» **DIRECTIVE**:
Give the listing below again in full, exactly as written.
#### INPUT DATA ####
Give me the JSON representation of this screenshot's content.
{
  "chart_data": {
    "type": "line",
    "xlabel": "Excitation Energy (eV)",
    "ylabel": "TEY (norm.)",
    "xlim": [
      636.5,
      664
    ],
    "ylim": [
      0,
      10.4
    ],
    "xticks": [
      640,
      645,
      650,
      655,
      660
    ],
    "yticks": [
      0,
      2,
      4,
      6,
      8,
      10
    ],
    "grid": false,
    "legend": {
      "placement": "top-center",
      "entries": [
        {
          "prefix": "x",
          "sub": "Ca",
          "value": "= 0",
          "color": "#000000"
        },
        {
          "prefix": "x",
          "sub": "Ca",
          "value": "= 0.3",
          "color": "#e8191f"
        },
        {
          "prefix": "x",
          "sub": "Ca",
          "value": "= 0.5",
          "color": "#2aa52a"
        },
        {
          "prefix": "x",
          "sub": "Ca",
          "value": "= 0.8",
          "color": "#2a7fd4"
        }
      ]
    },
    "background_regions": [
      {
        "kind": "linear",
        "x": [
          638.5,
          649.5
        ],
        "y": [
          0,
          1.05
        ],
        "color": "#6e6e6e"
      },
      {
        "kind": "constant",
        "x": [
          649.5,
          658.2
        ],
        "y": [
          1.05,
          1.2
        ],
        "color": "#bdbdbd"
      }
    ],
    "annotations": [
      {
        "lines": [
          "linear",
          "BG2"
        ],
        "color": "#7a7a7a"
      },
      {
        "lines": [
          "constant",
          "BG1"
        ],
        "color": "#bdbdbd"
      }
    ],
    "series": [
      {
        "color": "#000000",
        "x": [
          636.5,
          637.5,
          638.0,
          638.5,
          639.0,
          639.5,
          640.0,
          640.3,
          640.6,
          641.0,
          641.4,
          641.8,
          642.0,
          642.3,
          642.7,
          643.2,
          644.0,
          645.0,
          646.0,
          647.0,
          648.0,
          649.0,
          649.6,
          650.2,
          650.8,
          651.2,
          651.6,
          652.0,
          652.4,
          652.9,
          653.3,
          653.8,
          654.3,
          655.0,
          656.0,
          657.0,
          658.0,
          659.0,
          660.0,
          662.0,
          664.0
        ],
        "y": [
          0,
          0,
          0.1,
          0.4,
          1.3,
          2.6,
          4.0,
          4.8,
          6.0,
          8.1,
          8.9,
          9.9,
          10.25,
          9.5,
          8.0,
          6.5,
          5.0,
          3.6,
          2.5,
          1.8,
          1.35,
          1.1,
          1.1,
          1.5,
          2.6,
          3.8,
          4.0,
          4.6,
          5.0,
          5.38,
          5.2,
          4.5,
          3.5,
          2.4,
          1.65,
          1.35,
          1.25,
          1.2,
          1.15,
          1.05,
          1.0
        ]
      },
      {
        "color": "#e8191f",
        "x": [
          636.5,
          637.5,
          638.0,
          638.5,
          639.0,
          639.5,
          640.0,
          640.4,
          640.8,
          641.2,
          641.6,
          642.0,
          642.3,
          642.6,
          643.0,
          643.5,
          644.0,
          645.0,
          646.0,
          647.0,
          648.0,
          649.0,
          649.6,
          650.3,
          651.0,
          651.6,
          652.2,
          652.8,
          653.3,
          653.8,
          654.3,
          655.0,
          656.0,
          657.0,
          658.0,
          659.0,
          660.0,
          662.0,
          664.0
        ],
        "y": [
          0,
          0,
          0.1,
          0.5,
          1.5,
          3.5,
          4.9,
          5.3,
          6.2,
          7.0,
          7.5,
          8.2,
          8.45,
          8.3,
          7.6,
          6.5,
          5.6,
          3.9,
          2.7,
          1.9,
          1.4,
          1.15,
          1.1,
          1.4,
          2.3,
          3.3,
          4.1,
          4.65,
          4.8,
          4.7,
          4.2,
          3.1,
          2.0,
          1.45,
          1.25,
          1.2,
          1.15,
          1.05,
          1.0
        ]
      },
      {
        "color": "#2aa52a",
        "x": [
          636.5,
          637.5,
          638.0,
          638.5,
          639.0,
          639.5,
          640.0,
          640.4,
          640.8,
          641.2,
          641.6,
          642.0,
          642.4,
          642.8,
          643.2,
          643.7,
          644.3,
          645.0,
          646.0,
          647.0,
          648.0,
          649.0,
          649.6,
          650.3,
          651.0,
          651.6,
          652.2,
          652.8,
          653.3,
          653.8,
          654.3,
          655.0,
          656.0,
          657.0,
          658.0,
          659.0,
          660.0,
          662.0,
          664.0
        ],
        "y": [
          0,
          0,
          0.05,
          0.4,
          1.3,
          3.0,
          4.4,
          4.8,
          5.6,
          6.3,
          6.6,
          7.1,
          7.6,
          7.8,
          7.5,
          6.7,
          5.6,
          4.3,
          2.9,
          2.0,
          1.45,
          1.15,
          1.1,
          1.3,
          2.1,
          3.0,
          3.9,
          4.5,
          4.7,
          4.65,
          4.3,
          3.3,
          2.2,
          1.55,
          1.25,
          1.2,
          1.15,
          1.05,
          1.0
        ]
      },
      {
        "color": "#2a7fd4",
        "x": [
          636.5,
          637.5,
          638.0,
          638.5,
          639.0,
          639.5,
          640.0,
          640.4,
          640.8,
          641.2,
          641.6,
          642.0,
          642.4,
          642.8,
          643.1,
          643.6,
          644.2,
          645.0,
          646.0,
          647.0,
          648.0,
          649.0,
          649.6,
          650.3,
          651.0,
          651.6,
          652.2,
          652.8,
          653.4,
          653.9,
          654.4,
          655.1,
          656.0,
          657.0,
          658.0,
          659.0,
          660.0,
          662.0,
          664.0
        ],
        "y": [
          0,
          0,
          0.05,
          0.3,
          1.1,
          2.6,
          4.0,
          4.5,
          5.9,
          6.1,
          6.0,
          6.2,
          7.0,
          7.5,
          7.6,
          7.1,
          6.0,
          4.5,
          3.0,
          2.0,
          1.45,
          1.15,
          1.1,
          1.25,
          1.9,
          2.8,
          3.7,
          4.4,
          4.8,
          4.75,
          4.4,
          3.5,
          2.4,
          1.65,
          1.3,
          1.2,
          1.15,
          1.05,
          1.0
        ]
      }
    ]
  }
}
####
» **EXERCISE RESULT**:
Give me the JSON representation of this screenshot's content.
{
  "chart_data": {
    "type": "line",
    "xlabel": "Excitation Energy (eV)",
    "ylabel": "TEY (norm.)",
    "xlim": [
      636.5,
      664
    ],
    "ylim": [
      0,
      10.4
    ],
    "xticks": [
      640,
      645,
      650,
      655,
      660
    ],
    "yticks": [
      0,
      2,
      4,
      6,
      8,
      10
    ],
    "grid": false,
    "legend": {
      "placement": "top-center",
      "entries": [
        {
          "prefix": "x",
          "sub": "Ca",
          "value": "= 0",
          "color": "#000000"
        },
        {
          "prefix": "x",
          "sub": "Ca",
          "value": "= 0.3",
          "color": "#e8191f"
        },
        {
          "prefix": "x",
          "sub": "Ca",
          "value": "= 0.5",
          "color": "#2aa52a"
        },
        {
          "prefix": "x",
          "sub": "Ca",
          "value": "= 0.8",
          "color": "#2a7fd4"
        }
      ]
    },
    "background_regions": [
      {
        "kind": "linear",
        "x": [
          638.5,
          649.5
        ],
        "y": [
          0,
          1.05
        ],
        "color": "#6e6e6e"
      },
      {
        "kind": "constant",
        "x": [
          649.5,
          658.2
        ],
        "y": [
          1.05,
          1.2
        ],
        "color": "#bdbdbd"
      }
    ],
    "annotations": [
      {
        "lines": [
          "linear",
          "BG2"
        ],
        "color": "#7a7a7a"
      },
      {
        "lines": [
          "constant",
          "BG1"
        ],
        "color": "#bdbdbd"
      }
    ],
    "series": [
      {
        "color": "#000000",
        "x": [
          636.5,
          637.5,
          638.0,
          638.5,
          639.0,
          639.5,
          640.0,
          640.3,
          640.6,
          641.0,
          641.4,
          641.8,
          642.0,
          642.3,
          642.7,
          643.2,
          644.0,
          645.0,
          646.0,
          647.0,
          648.0,
          649.0,
          649.6,
          650.2,
          650.8,
          651.2,
          651.6,
          652.0,
          652.4,
          652.9,
          653.3,
          653.8,
          654.3,
          655.0,
          656.0,
          657.0,
          658.0,
          659.0,
          660.0,
          662.0,
          664.0
        ],
        "y": [
          0,
          0,
          0.1,
          0.4,
          1.3,
          2.6,
          4.0,
          4.8,
          6.0,
          8.1,
          8.9,
          9.9,
          10.25,
          9.5,
          8.0,
          6.5,
          5.0,
          3.6,
          2.5,
          1.8,
          1.35,
          1.1,
          1.1,
          1.5,
          2.6,
          3.8,
          4.0,
          4.6,
          5.0,
          5.38,
          5.2,
          4.5,
          3.5,
          2.4,
          1.65,
          1.35,
          1.25,
          1.2,
          1.15,
          1.05,
          1.0
        ]
      },
      {
        "color": "#e8191f",
        "x": [
          636.5,
          637.5,
          638.0,
          638.5,
          639.0,
          639.5,
          640.0,
          640.4,
          640.8,
          641.2,
          641.6,
          642.0,
          642.3,
          642.6,
          643.0,
          643.5,
          644.0,
          645.0,
          646.0,
          647.0,
          648.0,
          649.0,
          649.6,
          650.3,
          651.0,
          651.6,
          652.2,
          652.8,
          653.3,
          653.8,
          654.3,
          655.0,
          656.0,
          657.0,
          658.0,
          659.0,
          660.0,
          662.0,
          664.0
        ],
        "y": [
          0,
          0,
          0.1,
          0.5,
          1.5,
          3.5,
          4.9,
          5.3,
          6.2,
          7.0,
          7.5,
          8.2,
          8.45,
          8.3,
          7.6,
          6.5,
          5.6,
          3.9,
          2.7,
          1.9,
          1.4,
          1.15,
          1.1,
          1.4,
          2.3,
          3.3,
          4.1,
          4.65,
          4.8,
          4.7,
          4.2,
          3.1,
          2.0,
          1.45,
          1.25,
          1.2,
          1.15,
          1.05,
          1.0
        ]
      },
      {
        "color": "#2aa52a",
        "x": [
          636.5,
          637.5,
          638.0,
          638.5,
          639.0,
          639.5,
          640.0,
          640.4,
          640.8,
          641.2,
          641.6,
          642.0,
          642.4,
          642.8,
          643.2,
          643.7,
          644.3,
          645.0,
          646.0,
          647.0,
          648.0,
          649.0,
          649.6,
          650.3,
          651.0,
          651.6,
          652.2,
          652.8,
          653.3,
          653.8,
          654.3,
          655.0,
          656.0,
          657.0,
          658.0,
          659.0,
          660.0,
          662.0,
          664.0
        ],
        "y": [
          0,
          0,
          0.05,
          0.4,
          1.3,
          3.0,
          4.4,
          4.8,
          5.6,
          6.3,
          6.6,
          7.1,
          7.6,
          7.8,
          7.5,
          6.7,
          5.6,
          4.3,
          2.9,
          2.0,
          1.45,
          1.15,
          1.1,
          1.3,
          2.1,
          3.0,
          3.9,
          4.5,
          4.7,
          4.65,
          4.3,
          3.3,
          2.2,
          1.55,
          1.25,
          1.2,
          1.15,
          1.05,
          1.0
        ]
      },
      {
        "color": "#2a7fd4",
        "x": [
          636.5,
          637.5,
          638.0,
          638.5,
          639.0,
          639.5,
          640.0,
          640.4,
          640.8,
          641.2,
          641.6,
          642.0,
          642.4,
          642.8,
          643.1,
          643.6,
          644.2,
          645.0,
          646.0,
          647.0,
          648.0,
          649.0,
          649.6,
          650.3,
          651.0,
          651.6,
          652.2,
          652.8,
          653.4,
          653.9,
          654.4,
          655.1,
          656.0,
          657.0,
          658.0,
          659.0,
          660.0,
          662.0,
          664.0
        ],
        "y": [
          0,
          0,
          0.05,
          0.3,
          1.1,
          2.6,
          4.0,
          4.5,
          5.9,
          6.1,
          6.0,
          6.2,
          7.0,
          7.5,
          7.6,
          7.1,
          6.0,
          4.5,
          3.0,
          2.0,
          1.45,
          1.15,
          1.1,
          1.25,
          1.9,
          2.8,
          3.7,
          4.4,
          4.8,
          4.75,
          4.4,
          3.5,
          2.4,
          1.65,
          1.3,
          1.2,
          1.15,
          1.05,
          1.0
        ]
      }
    ]
  }
}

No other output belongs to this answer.